(EXERCISE DIRECTIONS)
Reproduce every line of the entries below verbatim, omitting any pictures.

•••

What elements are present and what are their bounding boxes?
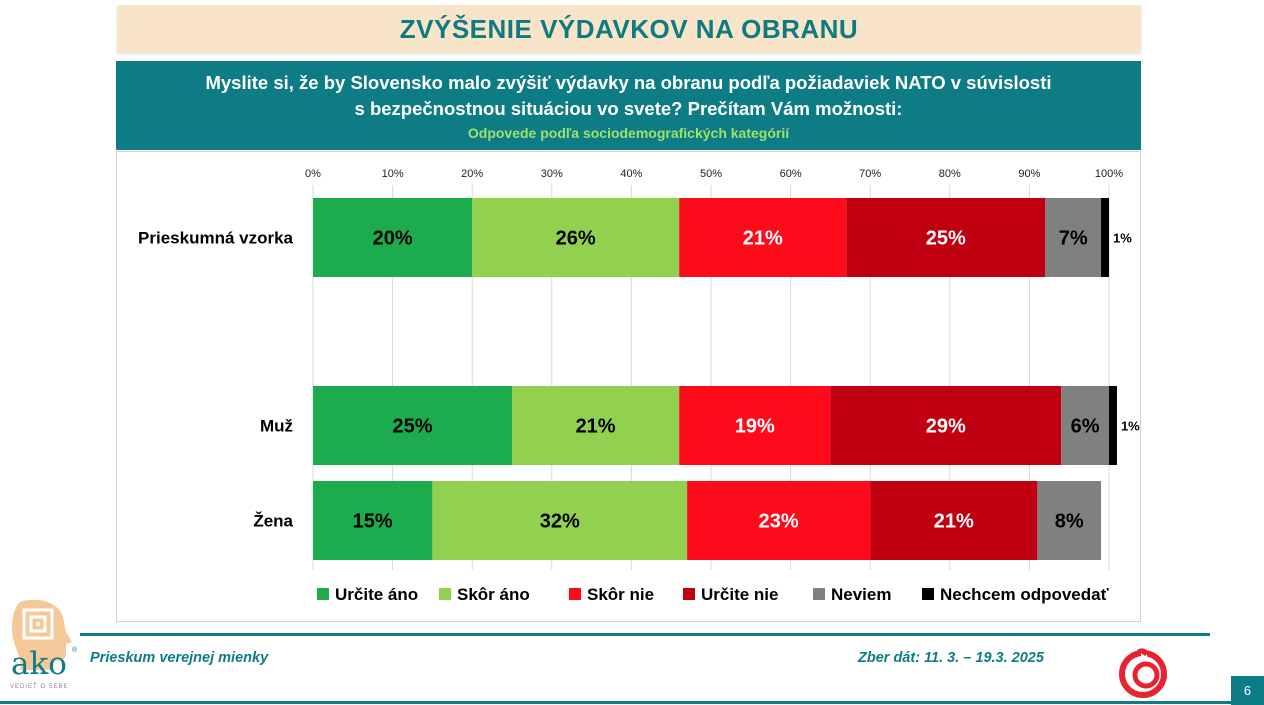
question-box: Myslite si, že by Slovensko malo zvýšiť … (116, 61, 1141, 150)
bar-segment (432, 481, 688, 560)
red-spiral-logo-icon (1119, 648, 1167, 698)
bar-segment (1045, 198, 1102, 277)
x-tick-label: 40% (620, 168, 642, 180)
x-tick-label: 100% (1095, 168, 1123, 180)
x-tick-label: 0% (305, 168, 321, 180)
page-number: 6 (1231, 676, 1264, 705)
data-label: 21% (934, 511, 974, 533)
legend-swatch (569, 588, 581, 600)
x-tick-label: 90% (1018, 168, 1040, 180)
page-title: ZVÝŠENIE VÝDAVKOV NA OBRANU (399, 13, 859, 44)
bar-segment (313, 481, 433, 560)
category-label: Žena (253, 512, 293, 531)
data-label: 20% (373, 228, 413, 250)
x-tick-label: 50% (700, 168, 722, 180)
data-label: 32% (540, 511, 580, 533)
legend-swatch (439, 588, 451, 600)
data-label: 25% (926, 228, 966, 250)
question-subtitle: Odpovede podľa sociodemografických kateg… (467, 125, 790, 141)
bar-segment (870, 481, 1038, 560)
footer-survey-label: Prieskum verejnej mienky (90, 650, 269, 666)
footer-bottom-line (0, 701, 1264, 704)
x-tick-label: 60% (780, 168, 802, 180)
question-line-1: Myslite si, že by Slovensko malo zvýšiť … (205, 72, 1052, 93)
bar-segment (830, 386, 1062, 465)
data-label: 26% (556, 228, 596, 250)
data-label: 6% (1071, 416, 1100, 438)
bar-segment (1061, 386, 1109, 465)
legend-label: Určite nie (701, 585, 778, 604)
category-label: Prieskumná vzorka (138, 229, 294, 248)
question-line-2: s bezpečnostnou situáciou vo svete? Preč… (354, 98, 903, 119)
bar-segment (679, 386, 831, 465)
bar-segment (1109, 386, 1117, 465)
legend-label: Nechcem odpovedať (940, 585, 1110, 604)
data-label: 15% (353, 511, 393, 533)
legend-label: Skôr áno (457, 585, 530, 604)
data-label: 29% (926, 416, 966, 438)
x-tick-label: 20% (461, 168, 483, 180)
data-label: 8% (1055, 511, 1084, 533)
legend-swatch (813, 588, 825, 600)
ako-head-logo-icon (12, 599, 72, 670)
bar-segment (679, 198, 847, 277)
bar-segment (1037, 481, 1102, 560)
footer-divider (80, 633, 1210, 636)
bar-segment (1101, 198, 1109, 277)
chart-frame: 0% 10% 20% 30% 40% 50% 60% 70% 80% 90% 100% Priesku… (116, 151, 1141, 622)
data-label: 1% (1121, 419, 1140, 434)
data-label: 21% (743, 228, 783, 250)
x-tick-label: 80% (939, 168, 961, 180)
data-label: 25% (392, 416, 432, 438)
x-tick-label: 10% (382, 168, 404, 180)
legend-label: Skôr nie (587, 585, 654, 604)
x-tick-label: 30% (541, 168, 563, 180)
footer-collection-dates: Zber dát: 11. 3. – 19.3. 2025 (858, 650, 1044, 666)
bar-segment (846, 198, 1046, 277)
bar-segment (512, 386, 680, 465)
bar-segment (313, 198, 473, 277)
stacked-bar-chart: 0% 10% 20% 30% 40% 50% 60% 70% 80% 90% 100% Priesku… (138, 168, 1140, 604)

•••

(CORRECT RESPONSE)
What elements are present and what are their bounding boxes?
question-box: Myslite si, že by Slovensko malo zvýšiť … (116, 61, 1141, 150)
bar-segment (432, 481, 688, 560)
red-spiral-logo-icon (1119, 648, 1167, 698)
bar-segment (1045, 198, 1102, 277)
x-tick-label: 40% (620, 168, 642, 180)
x-tick-label: 100% (1095, 168, 1123, 180)
x-tick-label: 0% (305, 168, 321, 180)
page-number: 6 (1231, 676, 1264, 705)
data-label: 21% (934, 511, 974, 533)
legend-swatch (569, 588, 581, 600)
x-tick-label: 90% (1018, 168, 1040, 180)
page-title: ZVÝŠENIE VÝDAVKOV NA OBRANU (399, 13, 859, 44)
bar-segment (313, 481, 433, 560)
category-label: Žena (253, 512, 293, 531)
data-label: 20% (373, 228, 413, 250)
x-tick-label: 50% (700, 168, 722, 180)
data-label: 32% (540, 511, 580, 533)
legend-swatch (439, 588, 451, 600)
data-label: 25% (926, 228, 966, 250)
question-subtitle: Odpovede podľa sociodemografických kateg… (467, 125, 790, 141)
bar-segment (870, 481, 1038, 560)
footer-survey-label: Prieskum verejnej mienky (90, 650, 269, 666)
footer-bottom-line (0, 701, 1264, 704)
x-tick-label: 60% (780, 168, 802, 180)
question-line-1: Myslite si, že by Slovensko malo zvýšiť … (205, 72, 1052, 93)
bar-segment (830, 386, 1062, 465)
data-label: 26% (556, 228, 596, 250)
data-label: 6% (1071, 416, 1100, 438)
bar-segment (1061, 386, 1109, 465)
legend-label: Určite nie (701, 585, 778, 604)
category-label: Prieskumná vzorka (138, 229, 294, 248)
question-line-2: s bezpečnostnou situáciou vo svete? Preč… (354, 98, 903, 119)
bar-segment (679, 386, 831, 465)
bar-segment (1109, 386, 1117, 465)
legend-label: Nechcem odpovedať (940, 585, 1110, 604)
data-label: 15% (353, 511, 393, 533)
legend-label: Skôr áno (457, 585, 530, 604)
data-label: 29% (926, 416, 966, 438)
x-tick-label: 20% (461, 168, 483, 180)
data-label: 8% (1055, 511, 1084, 533)
legend-swatch (813, 588, 825, 600)
ako-head-logo-icon (12, 599, 72, 670)
bar-segment (679, 198, 847, 277)
bar-segment (1037, 481, 1102, 560)
footer-divider (80, 633, 1210, 636)
bar-segment (1101, 198, 1109, 277)
chart-frame: 0% 10% 20% 30% 40% 50% 60% 70% 80% 90% 100% Priesku… (116, 151, 1141, 622)
data-label: 1% (1121, 419, 1140, 434)
data-label: 21% (743, 228, 783, 250)
x-tick-label: 80% (939, 168, 961, 180)
data-label: 25% (392, 416, 432, 438)
x-tick-label: 10% (382, 168, 404, 180)
legend-label: Skôr nie (587, 585, 654, 604)
x-tick-label: 30% (541, 168, 563, 180)
footer-collection-dates: Zber dát: 11. 3. – 19.3. 2025 (858, 650, 1044, 666)
bar-segment (846, 198, 1046, 277)
bar-segment (512, 386, 680, 465)
bar-segment (313, 198, 473, 277)
stacked-bar-chart: 0% 10% 20% 30% 40% 50% 60% 70% 80% 90% 100% Priesku… (138, 168, 1140, 604)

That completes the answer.